** Begin Dataset extract **
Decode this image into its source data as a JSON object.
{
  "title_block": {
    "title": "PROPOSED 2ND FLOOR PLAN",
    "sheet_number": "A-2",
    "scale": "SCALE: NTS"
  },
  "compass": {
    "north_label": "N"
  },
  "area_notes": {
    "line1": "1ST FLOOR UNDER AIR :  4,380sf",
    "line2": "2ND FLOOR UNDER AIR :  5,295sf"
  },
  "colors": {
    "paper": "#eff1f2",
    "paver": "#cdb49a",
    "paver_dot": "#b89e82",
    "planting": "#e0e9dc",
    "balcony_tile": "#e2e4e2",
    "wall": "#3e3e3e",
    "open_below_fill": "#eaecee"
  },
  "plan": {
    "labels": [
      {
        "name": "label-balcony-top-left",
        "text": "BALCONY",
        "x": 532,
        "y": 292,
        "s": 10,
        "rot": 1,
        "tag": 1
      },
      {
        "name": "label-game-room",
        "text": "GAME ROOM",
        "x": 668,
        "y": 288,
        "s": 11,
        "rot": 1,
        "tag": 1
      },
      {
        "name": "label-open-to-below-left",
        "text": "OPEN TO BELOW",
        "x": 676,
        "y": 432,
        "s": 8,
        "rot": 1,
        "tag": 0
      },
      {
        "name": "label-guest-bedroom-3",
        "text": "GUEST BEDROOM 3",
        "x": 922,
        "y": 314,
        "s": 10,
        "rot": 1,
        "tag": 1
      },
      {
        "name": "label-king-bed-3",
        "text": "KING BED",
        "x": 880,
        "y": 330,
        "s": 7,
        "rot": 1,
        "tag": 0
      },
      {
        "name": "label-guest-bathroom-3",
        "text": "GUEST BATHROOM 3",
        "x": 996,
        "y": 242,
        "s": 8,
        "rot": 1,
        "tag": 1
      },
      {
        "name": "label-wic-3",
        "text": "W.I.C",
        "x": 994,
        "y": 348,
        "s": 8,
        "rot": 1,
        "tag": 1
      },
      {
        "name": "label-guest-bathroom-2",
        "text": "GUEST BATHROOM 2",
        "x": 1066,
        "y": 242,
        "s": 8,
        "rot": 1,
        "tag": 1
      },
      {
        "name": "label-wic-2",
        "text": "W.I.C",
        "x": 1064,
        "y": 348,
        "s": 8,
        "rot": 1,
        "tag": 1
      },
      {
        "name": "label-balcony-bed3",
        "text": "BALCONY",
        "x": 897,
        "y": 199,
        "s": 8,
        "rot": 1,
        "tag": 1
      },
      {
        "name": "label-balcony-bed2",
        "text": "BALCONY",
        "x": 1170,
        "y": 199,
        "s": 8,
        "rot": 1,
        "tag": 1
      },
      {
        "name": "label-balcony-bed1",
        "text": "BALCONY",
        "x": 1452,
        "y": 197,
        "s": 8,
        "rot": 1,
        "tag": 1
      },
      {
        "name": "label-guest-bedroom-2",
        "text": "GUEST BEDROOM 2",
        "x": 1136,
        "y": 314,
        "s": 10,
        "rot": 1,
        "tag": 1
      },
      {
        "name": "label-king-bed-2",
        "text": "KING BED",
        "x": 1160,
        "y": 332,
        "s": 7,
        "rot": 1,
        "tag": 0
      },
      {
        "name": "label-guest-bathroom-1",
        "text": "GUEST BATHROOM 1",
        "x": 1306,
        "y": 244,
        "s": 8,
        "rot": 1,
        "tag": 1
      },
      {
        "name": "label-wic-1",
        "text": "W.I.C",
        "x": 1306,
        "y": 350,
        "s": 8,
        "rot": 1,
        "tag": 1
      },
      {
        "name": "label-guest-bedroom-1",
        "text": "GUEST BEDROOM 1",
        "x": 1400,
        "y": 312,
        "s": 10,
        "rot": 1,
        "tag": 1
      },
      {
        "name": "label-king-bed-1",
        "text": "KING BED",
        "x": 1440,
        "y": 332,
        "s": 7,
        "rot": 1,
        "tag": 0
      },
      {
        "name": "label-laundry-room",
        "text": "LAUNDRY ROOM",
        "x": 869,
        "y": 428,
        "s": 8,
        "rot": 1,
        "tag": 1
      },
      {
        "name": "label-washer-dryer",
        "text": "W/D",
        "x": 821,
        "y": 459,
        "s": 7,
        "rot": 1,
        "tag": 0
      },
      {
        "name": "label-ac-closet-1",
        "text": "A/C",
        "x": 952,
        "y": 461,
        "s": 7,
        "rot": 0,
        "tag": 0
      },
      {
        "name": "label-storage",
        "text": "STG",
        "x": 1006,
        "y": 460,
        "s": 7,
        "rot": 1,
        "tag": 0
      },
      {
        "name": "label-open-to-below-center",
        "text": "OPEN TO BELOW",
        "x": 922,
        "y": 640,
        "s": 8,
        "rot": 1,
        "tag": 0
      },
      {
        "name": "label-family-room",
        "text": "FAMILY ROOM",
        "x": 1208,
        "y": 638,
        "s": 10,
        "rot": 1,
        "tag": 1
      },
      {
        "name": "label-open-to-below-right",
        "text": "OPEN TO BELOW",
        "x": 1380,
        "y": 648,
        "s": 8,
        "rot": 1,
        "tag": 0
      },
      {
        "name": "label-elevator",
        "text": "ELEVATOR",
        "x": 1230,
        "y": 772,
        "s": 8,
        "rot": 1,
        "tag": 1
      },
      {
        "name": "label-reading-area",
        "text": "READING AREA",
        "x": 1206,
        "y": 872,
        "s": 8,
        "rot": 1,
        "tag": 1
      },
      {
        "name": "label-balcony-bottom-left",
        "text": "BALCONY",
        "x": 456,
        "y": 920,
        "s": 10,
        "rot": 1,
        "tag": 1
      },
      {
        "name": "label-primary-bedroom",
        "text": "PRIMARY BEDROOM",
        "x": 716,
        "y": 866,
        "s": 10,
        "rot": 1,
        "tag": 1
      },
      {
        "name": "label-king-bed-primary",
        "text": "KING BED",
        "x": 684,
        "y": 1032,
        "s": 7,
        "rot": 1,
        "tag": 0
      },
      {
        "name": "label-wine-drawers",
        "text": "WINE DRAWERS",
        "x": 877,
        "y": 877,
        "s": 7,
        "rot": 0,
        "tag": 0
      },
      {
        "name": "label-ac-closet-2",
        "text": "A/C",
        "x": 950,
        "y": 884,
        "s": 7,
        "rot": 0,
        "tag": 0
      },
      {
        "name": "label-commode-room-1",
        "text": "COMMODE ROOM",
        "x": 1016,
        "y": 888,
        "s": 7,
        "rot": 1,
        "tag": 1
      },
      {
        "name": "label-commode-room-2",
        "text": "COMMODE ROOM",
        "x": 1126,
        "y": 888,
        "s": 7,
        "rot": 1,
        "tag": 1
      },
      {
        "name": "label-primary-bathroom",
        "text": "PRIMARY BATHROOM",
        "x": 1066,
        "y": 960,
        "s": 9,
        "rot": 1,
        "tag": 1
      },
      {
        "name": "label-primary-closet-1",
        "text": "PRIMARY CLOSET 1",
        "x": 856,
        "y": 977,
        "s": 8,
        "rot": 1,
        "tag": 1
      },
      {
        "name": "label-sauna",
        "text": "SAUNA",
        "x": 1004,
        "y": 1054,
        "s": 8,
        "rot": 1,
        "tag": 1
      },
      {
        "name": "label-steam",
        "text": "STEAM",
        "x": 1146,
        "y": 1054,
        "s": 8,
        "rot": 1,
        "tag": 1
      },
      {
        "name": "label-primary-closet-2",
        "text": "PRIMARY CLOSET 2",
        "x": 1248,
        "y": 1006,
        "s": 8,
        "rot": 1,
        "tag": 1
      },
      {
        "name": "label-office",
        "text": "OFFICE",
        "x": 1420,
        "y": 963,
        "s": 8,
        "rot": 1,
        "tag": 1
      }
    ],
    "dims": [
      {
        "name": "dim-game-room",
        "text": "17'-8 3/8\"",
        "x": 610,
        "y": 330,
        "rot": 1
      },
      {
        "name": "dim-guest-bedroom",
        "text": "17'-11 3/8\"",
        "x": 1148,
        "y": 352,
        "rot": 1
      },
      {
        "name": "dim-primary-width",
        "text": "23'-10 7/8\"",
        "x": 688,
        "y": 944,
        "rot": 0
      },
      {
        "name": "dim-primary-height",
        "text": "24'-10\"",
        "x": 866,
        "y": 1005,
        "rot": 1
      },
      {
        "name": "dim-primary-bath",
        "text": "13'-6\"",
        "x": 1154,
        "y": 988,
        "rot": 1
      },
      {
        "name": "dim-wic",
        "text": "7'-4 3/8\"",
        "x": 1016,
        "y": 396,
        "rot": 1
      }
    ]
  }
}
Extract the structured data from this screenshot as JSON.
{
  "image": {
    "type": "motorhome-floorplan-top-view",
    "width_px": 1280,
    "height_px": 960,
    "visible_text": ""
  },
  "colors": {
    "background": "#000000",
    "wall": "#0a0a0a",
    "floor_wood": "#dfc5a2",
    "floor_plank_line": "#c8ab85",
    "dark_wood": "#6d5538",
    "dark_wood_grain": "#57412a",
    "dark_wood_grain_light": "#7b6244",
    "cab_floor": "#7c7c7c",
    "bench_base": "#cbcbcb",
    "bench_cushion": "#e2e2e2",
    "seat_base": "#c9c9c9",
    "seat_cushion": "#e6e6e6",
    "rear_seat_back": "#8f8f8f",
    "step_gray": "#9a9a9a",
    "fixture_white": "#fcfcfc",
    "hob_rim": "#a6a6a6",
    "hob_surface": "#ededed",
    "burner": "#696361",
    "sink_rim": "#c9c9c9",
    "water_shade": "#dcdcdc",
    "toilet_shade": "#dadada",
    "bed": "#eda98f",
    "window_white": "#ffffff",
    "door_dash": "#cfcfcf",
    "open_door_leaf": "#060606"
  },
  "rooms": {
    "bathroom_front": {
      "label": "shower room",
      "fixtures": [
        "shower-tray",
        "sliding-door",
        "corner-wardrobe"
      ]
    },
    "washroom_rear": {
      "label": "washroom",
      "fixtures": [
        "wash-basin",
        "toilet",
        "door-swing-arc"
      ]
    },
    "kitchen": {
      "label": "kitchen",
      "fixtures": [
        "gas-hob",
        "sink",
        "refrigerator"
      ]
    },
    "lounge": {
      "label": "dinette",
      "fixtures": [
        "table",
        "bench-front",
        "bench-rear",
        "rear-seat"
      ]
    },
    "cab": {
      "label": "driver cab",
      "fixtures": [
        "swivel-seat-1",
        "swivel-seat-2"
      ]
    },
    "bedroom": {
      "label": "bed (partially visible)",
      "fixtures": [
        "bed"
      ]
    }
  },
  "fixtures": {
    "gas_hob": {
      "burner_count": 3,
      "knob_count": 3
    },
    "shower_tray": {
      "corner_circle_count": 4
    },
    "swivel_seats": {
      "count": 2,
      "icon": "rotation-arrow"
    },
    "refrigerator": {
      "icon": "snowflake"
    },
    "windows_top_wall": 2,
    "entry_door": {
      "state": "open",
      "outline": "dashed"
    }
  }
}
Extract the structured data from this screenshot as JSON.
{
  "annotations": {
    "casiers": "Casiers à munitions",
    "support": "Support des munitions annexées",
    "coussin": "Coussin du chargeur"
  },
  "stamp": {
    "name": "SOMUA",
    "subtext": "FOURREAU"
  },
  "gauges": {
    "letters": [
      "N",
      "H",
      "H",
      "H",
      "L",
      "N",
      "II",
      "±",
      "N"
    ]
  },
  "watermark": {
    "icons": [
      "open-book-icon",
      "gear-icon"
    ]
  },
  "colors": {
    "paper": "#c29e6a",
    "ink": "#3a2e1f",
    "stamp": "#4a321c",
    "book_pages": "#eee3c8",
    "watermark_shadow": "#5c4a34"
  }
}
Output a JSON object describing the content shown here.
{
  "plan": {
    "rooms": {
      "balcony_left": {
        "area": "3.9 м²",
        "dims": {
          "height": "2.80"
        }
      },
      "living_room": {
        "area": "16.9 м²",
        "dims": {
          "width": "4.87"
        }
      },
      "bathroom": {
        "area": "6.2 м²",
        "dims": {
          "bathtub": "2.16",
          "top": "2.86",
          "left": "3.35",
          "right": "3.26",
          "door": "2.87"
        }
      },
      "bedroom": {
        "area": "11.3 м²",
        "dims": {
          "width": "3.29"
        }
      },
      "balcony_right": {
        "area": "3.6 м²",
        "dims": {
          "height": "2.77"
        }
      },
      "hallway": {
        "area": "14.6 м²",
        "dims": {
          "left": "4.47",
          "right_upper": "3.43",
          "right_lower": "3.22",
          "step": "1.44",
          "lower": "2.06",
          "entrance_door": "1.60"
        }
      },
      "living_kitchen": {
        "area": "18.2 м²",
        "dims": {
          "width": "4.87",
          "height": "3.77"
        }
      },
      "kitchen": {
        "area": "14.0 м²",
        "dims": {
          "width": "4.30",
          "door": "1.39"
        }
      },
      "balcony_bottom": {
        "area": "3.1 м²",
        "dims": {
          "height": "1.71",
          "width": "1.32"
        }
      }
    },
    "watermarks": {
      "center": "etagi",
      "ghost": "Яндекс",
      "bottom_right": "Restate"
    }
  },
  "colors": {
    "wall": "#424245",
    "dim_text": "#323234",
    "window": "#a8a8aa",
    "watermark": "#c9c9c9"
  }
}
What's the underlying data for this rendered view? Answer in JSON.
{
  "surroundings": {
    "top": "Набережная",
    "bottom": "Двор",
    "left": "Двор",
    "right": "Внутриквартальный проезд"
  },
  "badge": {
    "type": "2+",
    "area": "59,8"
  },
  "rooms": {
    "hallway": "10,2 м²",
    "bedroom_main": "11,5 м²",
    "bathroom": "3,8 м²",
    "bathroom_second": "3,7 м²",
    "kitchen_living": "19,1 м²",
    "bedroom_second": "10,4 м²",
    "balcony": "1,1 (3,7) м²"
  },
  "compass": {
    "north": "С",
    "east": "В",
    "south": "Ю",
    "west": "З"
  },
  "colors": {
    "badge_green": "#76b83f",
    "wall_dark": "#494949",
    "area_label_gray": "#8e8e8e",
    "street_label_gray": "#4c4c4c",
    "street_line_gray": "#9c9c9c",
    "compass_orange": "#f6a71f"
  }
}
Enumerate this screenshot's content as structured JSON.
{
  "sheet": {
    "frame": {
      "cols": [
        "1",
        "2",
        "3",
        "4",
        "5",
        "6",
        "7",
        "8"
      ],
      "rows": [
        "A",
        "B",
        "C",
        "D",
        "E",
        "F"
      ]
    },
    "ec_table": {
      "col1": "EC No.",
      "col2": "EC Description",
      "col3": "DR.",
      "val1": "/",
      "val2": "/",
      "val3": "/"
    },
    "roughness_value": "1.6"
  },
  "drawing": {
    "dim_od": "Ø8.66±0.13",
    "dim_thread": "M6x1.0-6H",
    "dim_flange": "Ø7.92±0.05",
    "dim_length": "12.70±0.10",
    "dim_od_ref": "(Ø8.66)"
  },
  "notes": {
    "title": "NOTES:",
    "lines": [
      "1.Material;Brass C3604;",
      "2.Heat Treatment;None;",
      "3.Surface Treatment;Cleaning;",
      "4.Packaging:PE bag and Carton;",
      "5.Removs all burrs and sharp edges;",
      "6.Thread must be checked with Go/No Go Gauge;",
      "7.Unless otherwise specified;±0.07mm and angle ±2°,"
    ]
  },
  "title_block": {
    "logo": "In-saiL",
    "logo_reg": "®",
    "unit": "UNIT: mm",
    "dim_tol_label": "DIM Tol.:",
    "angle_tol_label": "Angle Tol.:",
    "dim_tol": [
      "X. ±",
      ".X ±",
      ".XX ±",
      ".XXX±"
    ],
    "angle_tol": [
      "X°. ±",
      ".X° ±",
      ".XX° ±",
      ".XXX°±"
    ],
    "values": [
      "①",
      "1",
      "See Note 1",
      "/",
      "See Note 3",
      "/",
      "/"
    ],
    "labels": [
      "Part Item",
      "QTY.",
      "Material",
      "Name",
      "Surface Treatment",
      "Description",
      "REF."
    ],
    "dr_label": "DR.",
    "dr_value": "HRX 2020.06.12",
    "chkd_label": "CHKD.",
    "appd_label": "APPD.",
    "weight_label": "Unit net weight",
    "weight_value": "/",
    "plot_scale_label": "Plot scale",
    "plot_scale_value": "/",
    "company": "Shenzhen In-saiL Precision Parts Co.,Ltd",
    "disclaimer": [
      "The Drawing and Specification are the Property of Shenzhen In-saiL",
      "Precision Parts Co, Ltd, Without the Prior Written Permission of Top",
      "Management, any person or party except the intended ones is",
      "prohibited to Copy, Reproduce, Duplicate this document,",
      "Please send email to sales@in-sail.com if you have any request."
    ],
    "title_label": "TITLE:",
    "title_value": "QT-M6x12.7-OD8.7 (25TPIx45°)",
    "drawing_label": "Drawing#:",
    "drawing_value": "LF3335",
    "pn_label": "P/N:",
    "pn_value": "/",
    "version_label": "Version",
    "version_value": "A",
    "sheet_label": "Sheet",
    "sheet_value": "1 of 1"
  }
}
** End Dataset extract **
▸ **Set exercise**: Only the count is wanted: report how many lines of the material above hold the word "content".

▸ **Reply to the task**: 2